→ **Problem to work on**: All of the data below should be written out exactly.

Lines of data

※ ※ ※

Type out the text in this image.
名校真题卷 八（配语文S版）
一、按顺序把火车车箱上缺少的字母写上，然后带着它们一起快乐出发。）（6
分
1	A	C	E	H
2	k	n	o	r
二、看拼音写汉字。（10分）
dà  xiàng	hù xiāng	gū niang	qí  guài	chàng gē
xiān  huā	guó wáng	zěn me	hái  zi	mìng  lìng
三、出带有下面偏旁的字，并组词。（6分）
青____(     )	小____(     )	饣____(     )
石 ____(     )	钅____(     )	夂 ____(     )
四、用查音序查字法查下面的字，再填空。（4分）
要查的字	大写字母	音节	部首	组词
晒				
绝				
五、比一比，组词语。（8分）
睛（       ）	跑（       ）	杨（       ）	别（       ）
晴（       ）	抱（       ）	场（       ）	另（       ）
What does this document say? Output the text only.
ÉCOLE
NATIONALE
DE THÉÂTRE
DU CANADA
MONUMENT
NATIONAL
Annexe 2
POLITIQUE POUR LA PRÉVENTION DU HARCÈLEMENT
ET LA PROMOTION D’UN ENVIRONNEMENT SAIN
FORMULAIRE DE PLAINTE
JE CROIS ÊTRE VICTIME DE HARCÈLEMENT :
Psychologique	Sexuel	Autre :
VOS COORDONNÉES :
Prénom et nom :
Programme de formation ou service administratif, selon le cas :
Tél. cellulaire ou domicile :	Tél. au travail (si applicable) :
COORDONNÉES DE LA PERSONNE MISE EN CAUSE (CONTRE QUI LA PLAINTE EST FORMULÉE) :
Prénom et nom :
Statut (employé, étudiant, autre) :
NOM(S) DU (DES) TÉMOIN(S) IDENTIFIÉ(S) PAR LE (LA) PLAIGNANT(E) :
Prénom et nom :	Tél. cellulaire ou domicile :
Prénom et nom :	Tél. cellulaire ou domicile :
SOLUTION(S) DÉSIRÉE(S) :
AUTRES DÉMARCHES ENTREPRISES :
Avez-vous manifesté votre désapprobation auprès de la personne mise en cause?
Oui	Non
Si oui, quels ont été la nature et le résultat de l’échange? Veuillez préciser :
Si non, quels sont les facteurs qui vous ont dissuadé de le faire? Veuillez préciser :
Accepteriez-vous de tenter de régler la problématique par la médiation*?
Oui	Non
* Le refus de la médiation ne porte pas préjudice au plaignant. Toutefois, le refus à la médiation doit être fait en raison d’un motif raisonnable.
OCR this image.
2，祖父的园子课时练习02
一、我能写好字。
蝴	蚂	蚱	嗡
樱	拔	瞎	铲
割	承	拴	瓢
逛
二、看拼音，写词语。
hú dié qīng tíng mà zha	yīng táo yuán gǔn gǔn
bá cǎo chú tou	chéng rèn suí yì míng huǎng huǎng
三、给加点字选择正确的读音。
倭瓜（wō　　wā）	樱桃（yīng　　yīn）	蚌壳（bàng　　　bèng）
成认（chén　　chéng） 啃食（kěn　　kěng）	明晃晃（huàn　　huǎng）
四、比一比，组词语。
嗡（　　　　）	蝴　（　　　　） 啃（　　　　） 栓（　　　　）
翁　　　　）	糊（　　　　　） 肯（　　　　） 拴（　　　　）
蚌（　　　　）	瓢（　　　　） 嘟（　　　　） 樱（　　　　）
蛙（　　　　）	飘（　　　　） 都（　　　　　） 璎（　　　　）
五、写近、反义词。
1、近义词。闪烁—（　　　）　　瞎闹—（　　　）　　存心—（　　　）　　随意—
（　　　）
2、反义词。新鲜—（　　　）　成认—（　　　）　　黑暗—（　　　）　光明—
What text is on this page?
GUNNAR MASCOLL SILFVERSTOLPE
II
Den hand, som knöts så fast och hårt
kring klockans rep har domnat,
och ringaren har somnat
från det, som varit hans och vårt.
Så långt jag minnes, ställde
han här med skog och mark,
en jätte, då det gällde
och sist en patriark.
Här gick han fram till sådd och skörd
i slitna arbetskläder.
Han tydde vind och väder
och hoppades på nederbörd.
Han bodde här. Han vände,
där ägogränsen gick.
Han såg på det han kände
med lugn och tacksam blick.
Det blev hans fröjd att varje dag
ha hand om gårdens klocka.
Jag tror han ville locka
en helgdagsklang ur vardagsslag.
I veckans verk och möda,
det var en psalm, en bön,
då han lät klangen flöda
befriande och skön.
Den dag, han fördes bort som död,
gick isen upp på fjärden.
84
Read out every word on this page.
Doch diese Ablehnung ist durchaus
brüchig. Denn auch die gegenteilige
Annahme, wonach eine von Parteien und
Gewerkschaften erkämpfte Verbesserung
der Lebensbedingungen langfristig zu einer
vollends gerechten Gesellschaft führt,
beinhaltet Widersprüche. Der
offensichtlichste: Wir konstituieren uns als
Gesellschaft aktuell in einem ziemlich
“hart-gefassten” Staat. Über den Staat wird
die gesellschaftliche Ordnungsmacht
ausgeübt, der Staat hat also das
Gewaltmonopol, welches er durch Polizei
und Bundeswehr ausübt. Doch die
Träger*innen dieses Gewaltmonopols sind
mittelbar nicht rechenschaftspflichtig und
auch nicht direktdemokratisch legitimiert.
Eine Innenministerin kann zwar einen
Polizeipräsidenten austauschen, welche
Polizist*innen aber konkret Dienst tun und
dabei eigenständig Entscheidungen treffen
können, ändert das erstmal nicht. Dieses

※ ※ ※

→ **Problem solution**:
Type out the text in this image.
名校真题卷 八（配语文S版）
一、按顺序把火车车箱上缺少的字母写上，然后带着它们一起快乐出发。）（6
分
1	A	C	E	H
2	k	n	o	r
二、看拼音写汉字。（10分）
dà  xiàng	hù xiāng	gū niang	qí  guài	chàng gē
xiān  huā	guó wáng	zěn me	hái  zi	mìng  lìng
三、出带有下面偏旁的字，并组词。（6分）
青____(     )	小____(     )	饣____(     )
石 ____(     )	钅____(     )	夂 ____(     )
四、用查音序查字法查下面的字，再填空。（4分）
要查的字	大写字母	音节	部首	组词
晒				
绝				
五、比一比，组词语。（8分）
睛（       ）	跑（       ）	杨（       ）	别（       ）
晴（       ）	抱（       ）	场（       ）	另（       ）
What does this document say? Output the text only.
ÉCOLE
NATIONALE
DE THÉÂTRE
DU CANADA
MONUMENT
NATIONAL
Annexe 2
POLITIQUE POUR LA PRÉVENTION DU HARCÈLEMENT
ET LA PROMOTION D’UN ENVIRONNEMENT SAIN
FORMULAIRE DE PLAINTE
JE CROIS ÊTRE VICTIME DE HARCÈLEMENT :
Psychologique	Sexuel	Autre :
VOS COORDONNÉES :
Prénom et nom :
Programme de formation ou service administratif, selon le cas :
Tél. cellulaire ou domicile :	Tél. au travail (si applicable) :
COORDONNÉES DE LA PERSONNE MISE EN CAUSE (CONTRE QUI LA PLAINTE EST FORMULÉE) :
Prénom et nom :
Statut (employé, étudiant, autre) :
NOM(S) DU (DES) TÉMOIN(S) IDENTIFIÉ(S) PAR LE (LA) PLAIGNANT(E) :
Prénom et nom :	Tél. cellulaire ou domicile :
Prénom et nom :	Tél. cellulaire ou domicile :
SOLUTION(S) DÉSIRÉE(S) :
AUTRES DÉMARCHES ENTREPRISES :
Avez-vous manifesté votre désapprobation auprès de la personne mise en cause?
Oui	Non
Si oui, quels ont été la nature et le résultat de l’échange? Veuillez préciser :
Si non, quels sont les facteurs qui vous ont dissuadé de le faire? Veuillez préciser :
Accepteriez-vous de tenter de régler la problématique par la médiation*?
Oui	Non
* Le refus de la médiation ne porte pas préjudice au plaignant. Toutefois, le refus à la médiation doit être fait en raison d’un motif raisonnable.
OCR this image.
2，祖父的园子课时练习02
一、我能写好字。
蝴	蚂	蚱	嗡
樱	拔	瞎	铲
割	承	拴	瓢
逛
二、看拼音，写词语。
hú dié qīng tíng mà zha	yīng táo yuán gǔn gǔn
bá cǎo chú tou	chéng rèn suí yì míng huǎng huǎng
三、给加点字选择正确的读音。
倭瓜（wō　　wā）	樱桃（yīng　　yīn）	蚌壳（bàng　　　bèng）
成认（chén　　chéng） 啃食（kěn　　kěng）	明晃晃（huàn　　huǎng）
四、比一比，组词语。
嗡（　　　　）	蝴　（　　　　） 啃（　　　　） 栓（　　　　）
翁　　　　）	糊（　　　　　） 肯（　　　　） 拴（　　　　）
蚌（　　　　）	瓢（　　　　） 嘟（　　　　） 樱（　　　　）
蛙（　　　　）	飘（　　　　） 都（　　　　　） 璎（　　　　）
五、写近、反义词。
1、近义词。闪烁—（　　　）　　瞎闹—（　　　）　　存心—（　　　）　　随意—
（　　　）
2、反义词。新鲜—（　　　）　成认—（　　　）　　黑暗—（　　　）　光明—
What text is on this page?
GUNNAR MASCOLL SILFVERSTOLPE
II
Den hand, som knöts så fast och hårt
kring klockans rep har domnat,
och ringaren har somnat
från det, som varit hans och vårt.
Så långt jag minnes, ställde
han här med skog och mark,
en jätte, då det gällde
och sist en patriark.
Här gick han fram till sådd och skörd
i slitna arbetskläder.
Han tydde vind och väder
och hoppades på nederbörd.
Han bodde här. Han vände,
där ägogränsen gick.
Han såg på det han kände
med lugn och tacksam blick.
Det blev hans fröjd att varje dag
ha hand om gårdens klocka.
Jag tror han ville locka
en helgdagsklang ur vardagsslag.
I veckans verk och möda,
det var en psalm, en bön,
då han lät klangen flöda
befriande och skön.
Den dag, han fördes bort som död,
gick isen upp på fjärden.
84
Read out every word on this page.
Doch diese Ablehnung ist durchaus
brüchig. Denn auch die gegenteilige
Annahme, wonach eine von Parteien und
Gewerkschaften erkämpfte Verbesserung
der Lebensbedingungen langfristig zu einer
vollends gerechten Gesellschaft führt,
beinhaltet Widersprüche. Der
offensichtlichste: Wir konstituieren uns als
Gesellschaft aktuell in einem ziemlich
“hart-gefassten” Staat. Über den Staat wird
die gesellschaftliche Ordnungsmacht
ausgeübt, der Staat hat also das
Gewaltmonopol, welches er durch Polizei
und Bundeswehr ausübt. Doch die
Träger*innen dieses Gewaltmonopols sind
mittelbar nicht rechenschaftspflichtig und
auch nicht direktdemokratisch legitimiert.
Eine Innenministerin kann zwar einen
Polizeipräsidenten austauschen, welche
Polizist*innen aber konkret Dienst tun und
dabei eigenständig Entscheidungen treffen
können, ändert das erstmal nicht. Dieses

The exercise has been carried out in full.